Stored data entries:

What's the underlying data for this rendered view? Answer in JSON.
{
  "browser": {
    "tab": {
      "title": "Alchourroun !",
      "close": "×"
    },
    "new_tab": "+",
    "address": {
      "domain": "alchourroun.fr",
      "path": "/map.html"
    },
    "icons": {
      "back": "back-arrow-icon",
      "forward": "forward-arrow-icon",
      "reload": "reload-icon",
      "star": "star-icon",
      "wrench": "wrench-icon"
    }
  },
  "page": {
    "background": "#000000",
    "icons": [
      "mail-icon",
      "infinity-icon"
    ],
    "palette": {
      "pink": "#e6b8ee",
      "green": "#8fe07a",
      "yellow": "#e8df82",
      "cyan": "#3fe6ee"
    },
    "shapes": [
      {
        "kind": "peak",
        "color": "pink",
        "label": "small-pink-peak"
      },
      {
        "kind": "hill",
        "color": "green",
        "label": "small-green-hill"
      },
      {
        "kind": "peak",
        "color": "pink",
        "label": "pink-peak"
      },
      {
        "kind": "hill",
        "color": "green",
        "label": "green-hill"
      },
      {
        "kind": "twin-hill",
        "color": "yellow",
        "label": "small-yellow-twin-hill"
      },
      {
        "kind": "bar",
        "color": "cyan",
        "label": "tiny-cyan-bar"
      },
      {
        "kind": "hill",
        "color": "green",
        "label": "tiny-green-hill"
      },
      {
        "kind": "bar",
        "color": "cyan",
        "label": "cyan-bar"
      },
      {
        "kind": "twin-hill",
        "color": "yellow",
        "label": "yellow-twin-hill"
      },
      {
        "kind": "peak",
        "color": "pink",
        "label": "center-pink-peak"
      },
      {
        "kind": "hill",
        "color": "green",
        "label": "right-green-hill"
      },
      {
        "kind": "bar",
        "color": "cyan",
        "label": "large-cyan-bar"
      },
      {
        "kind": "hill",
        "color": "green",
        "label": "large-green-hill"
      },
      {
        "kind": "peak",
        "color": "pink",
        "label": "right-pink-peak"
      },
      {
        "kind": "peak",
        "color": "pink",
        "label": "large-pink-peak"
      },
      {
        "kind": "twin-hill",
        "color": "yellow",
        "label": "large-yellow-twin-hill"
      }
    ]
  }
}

▶ _Directive_:
Reproduce each record exactly as it appears.

▶ _Result of this exercise_:
What's the underlying data for this rendered view? Answer in JSON.
{
  "browser": {
    "tab": {
      "title": "Alchourroun !",
      "close": "×"
    },
    "new_tab": "+",
    "address": {
      "domain": "alchourroun.fr",
      "path": "/map.html"
    },
    "icons": {
      "back": "back-arrow-icon",
      "forward": "forward-arrow-icon",
      "reload": "reload-icon",
      "star": "star-icon",
      "wrench": "wrench-icon"
    }
  },
  "page": {
    "background": "#000000",
    "icons": [
      "mail-icon",
      "infinity-icon"
    ],
    "palette": {
      "pink": "#e6b8ee",
      "green": "#8fe07a",
      "yellow": "#e8df82",
      "cyan": "#3fe6ee"
    },
    "shapes": [
      {
        "kind": "peak",
        "color": "pink",
        "label": "small-pink-peak"
      },
      {
        "kind": "hill",
        "color": "green",
        "label": "small-green-hill"
      },
      {
        "kind": "peak",
        "color": "pink",
        "label": "pink-peak"
      },
      {
        "kind": "hill",
        "color": "green",
        "label": "green-hill"
      },
      {
        "kind": "twin-hill",
        "color": "yellow",
        "label": "small-yellow-twin-hill"
      },
      {
        "kind": "bar",
        "color": "cyan",
        "label": "tiny-cyan-bar"
      },
      {
        "kind": "hill",
        "color": "green",
        "label": "tiny-green-hill"
      },
      {
        "kind": "bar",
        "color": "cyan",
        "label": "cyan-bar"
      },
      {
        "kind": "twin-hill",
        "color": "yellow",
        "label": "yellow-twin-hill"
      },
      {
        "kind": "peak",
        "color": "pink",
        "label": "center-pink-peak"
      },
      {
        "kind": "hill",
        "color": "green",
        "label": "right-green-hill"
      },
      {
        "kind": "bar",
        "color": "cyan",
        "label": "large-cyan-bar"
      },
      {
        "kind": "hill",
        "color": "green",
        "label": "large-green-hill"
      },
      {
        "kind": "peak",
        "color": "pink",
        "label": "right-pink-peak"
      },
      {
        "kind": "peak",
        "color": "pink",
        "label": "large-pink-peak"
      },
      {
        "kind": "twin-hill",
        "color": "yellow",
        "label": "large-yellow-twin-hill"
      }
    ]
  }
}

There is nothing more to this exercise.